• **WRITTEN PROBLEM**
Output each line exactly as it appears, skipping any embedded picture.

┏━━

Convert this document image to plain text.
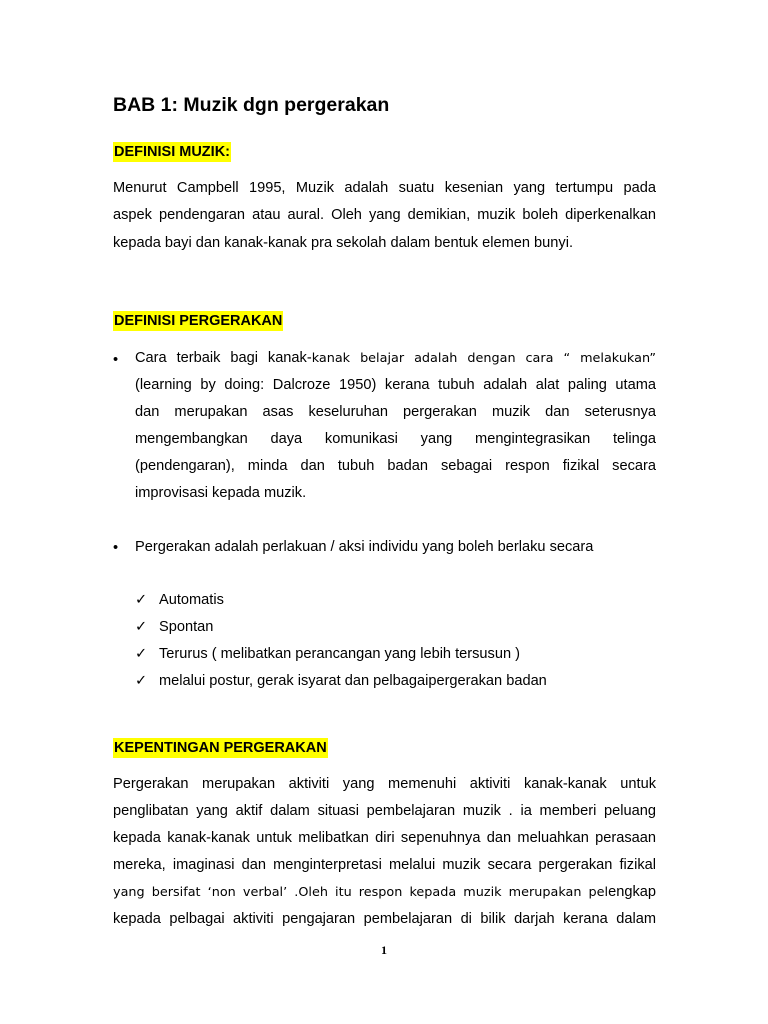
BAB 1: Muzik dgn pergerakan
DEFINISI MUZIK:
Menurut Campbell 1995, Muzik adalah suatu kesenian yang tertumpu pada
aspek pendengaran atau aural. Oleh yang demikian, muzik boleh diperkenalkan
kepada bayi dan kanak-kanak pra sekolah dalam bentuk elemen bunyi.
DEFINISI PERGERAKAN
• Cara terbaik bagi kanak-kanak belajar adalah dengan cara “ melakukan”
(learning by doing: Dalcroze 1950) kerana tubuh adalah alat paling utama
dan merupakan asas keseluruhan pergerakan muzik dan seterusnya
mengembangkan daya komunikasi yang mengintegrasikan telinga
(pendengaran), minda dan tubuh badan sebagai respon fizikal secara
improvisasi kepada muzik.
• Pergerakan adalah perlakuan / aksi individu yang boleh berlaku secara
✓ Automatis
✓ Spontan
✓ Terurus ( melibatkan perancangan yang lebih tersusun )
✓ melalui postur, gerak isyarat dan pelbagaipergerakan badan
KEPENTINGAN PERGERAKAN
Pergerakan merupakan aktiviti yang memenuhi aktiviti kanak-kanak untuk
penglibatan yang aktif dalam situasi pembelajaran muzik . ia memberi peluang
kepada kanak-kanak untuk melibatkan diri sepenuhnya dan meluahkan perasaan
mereka, imaginasi dan menginterpretasi melalui muzik secara pergerakan fizikal
yang bersifat ‘non verbal’ .Oleh itu respon kepada muzik merupakan pelengkap
kepada pelbagai aktiviti pengajaran pembelajaran di bilik darjah kerana dalam
1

┗━━

• **EXPECTED ANSWER**
Convert this document image to plain text.
BAB 1: Muzik dgn pergerakan
DEFINISI MUZIK:
Menurut Campbell 1995, Muzik adalah suatu kesenian yang tertumpu pada
aspek pendengaran atau aural. Oleh yang demikian, muzik boleh diperkenalkan
kepada bayi dan kanak-kanak pra sekolah dalam bentuk elemen bunyi.
DEFINISI PERGERAKAN
• Cara terbaik bagi kanak-kanak belajar adalah dengan cara “ melakukan”
(learning by doing: Dalcroze 1950) kerana tubuh adalah alat paling utama
dan merupakan asas keseluruhan pergerakan muzik dan seterusnya
mengembangkan daya komunikasi yang mengintegrasikan telinga
(pendengaran), minda dan tubuh badan sebagai respon fizikal secara
improvisasi kepada muzik.
• Pergerakan adalah perlakuan / aksi individu yang boleh berlaku secara
✓ Automatis
✓ Spontan
✓ Terurus ( melibatkan perancangan yang lebih tersusun )
✓ melalui postur, gerak isyarat dan pelbagaipergerakan badan
KEPENTINGAN PERGERAKAN
Pergerakan merupakan aktiviti yang memenuhi aktiviti kanak-kanak untuk
penglibatan yang aktif dalam situasi pembelajaran muzik . ia memberi peluang
kepada kanak-kanak untuk melibatkan diri sepenuhnya dan meluahkan perasaan
mereka, imaginasi dan menginterpretasi melalui muzik secara pergerakan fizikal
yang bersifat ‘non verbal’ .Oleh itu respon kepada muzik merupakan pelengkap
kepada pelbagai aktiviti pengajaran pembelajaran di bilik darjah kerana dalam
1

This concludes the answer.